Aim | Spot every line with the word "рующих" and return it.

Entries with figure data
○ ○ ○

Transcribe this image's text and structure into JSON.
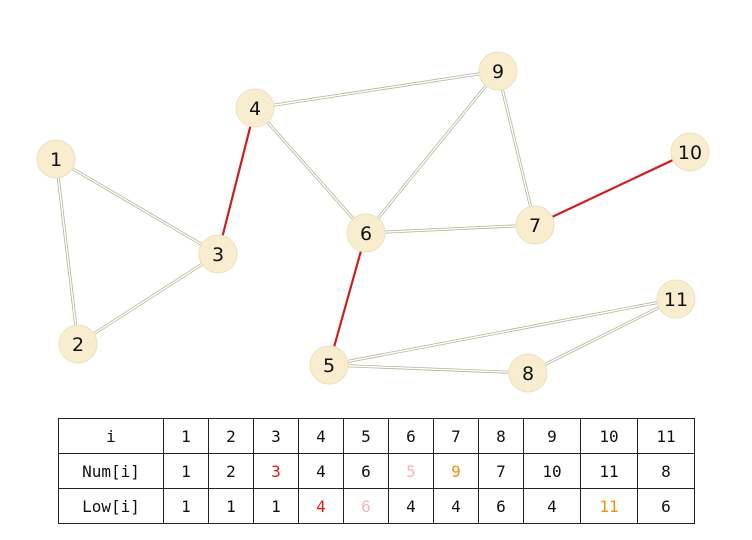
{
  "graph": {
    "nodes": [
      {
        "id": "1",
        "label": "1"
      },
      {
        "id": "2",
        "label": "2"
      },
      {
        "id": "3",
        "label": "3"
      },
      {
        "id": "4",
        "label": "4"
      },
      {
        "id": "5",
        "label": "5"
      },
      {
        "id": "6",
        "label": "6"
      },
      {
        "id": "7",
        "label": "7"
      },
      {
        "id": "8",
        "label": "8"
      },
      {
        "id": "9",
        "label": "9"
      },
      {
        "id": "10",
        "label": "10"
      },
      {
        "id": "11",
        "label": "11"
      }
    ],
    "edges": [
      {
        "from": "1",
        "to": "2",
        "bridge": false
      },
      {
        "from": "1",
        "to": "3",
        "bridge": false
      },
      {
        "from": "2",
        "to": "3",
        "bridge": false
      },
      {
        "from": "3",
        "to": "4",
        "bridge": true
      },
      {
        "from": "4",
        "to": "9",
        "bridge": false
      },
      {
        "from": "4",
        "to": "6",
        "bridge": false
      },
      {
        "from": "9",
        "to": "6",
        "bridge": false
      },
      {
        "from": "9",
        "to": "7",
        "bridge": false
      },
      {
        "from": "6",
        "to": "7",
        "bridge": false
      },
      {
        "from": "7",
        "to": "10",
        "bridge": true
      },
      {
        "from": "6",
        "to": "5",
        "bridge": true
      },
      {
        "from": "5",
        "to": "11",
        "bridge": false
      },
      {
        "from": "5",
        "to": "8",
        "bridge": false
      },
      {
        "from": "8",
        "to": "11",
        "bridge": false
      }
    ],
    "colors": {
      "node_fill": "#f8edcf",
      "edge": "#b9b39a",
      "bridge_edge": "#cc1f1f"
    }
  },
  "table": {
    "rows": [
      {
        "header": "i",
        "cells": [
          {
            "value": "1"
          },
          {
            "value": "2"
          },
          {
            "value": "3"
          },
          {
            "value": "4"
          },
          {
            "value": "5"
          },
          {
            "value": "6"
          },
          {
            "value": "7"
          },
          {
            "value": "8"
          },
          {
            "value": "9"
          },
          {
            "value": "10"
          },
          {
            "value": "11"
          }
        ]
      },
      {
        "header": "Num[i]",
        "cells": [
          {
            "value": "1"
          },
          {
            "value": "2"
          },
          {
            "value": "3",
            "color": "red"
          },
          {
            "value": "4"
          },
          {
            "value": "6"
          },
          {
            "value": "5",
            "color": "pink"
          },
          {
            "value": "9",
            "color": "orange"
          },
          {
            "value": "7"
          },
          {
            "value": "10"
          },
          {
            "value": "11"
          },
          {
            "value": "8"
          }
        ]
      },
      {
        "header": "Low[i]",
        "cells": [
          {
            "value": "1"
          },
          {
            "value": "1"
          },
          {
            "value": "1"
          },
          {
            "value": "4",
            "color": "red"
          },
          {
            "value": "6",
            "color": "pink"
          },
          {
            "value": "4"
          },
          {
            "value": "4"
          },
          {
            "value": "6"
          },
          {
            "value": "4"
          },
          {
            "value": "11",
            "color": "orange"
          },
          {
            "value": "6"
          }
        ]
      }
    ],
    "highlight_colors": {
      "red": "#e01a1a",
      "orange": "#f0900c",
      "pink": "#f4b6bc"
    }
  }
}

○ ○ ○

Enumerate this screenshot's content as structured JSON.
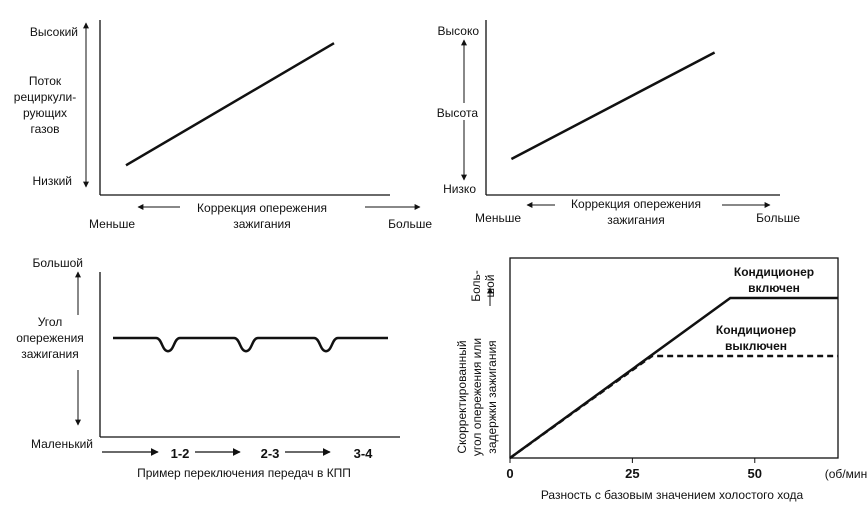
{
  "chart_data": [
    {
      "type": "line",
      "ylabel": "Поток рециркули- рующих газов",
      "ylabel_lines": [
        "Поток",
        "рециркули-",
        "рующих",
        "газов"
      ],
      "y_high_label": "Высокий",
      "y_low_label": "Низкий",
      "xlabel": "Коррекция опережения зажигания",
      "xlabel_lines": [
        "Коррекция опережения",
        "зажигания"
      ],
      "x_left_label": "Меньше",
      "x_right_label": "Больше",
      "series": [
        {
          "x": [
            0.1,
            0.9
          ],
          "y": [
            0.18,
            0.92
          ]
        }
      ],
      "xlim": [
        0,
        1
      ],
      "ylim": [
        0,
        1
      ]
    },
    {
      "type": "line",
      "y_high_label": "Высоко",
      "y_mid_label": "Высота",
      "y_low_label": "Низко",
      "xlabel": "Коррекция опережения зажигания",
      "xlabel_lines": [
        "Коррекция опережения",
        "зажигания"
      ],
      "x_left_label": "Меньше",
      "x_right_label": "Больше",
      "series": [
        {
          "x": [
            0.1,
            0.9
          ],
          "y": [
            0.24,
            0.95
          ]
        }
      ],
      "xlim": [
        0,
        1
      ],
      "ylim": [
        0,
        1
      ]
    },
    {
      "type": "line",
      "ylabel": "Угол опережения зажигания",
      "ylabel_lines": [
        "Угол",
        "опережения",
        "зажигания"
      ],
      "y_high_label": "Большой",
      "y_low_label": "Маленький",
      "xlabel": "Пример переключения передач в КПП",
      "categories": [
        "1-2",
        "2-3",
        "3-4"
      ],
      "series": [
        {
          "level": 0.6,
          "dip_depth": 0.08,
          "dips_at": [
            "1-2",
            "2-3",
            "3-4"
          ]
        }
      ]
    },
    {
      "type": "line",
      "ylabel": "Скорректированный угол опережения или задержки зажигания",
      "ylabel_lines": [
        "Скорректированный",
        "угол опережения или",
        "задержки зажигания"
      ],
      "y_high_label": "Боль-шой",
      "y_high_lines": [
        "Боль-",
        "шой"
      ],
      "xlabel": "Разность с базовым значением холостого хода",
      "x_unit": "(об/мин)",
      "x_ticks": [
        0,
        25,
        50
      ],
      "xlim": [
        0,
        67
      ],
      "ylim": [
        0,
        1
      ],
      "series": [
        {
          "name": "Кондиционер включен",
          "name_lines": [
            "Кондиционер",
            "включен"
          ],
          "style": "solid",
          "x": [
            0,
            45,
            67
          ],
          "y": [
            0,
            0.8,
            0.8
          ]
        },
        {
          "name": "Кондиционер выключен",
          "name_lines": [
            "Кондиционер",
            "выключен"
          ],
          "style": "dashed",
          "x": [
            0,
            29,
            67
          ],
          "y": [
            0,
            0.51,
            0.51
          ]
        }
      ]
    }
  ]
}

○ ○ ○

Task answer |
      "ylabel": "Поток рециркули- рующих газов",
        "рующих",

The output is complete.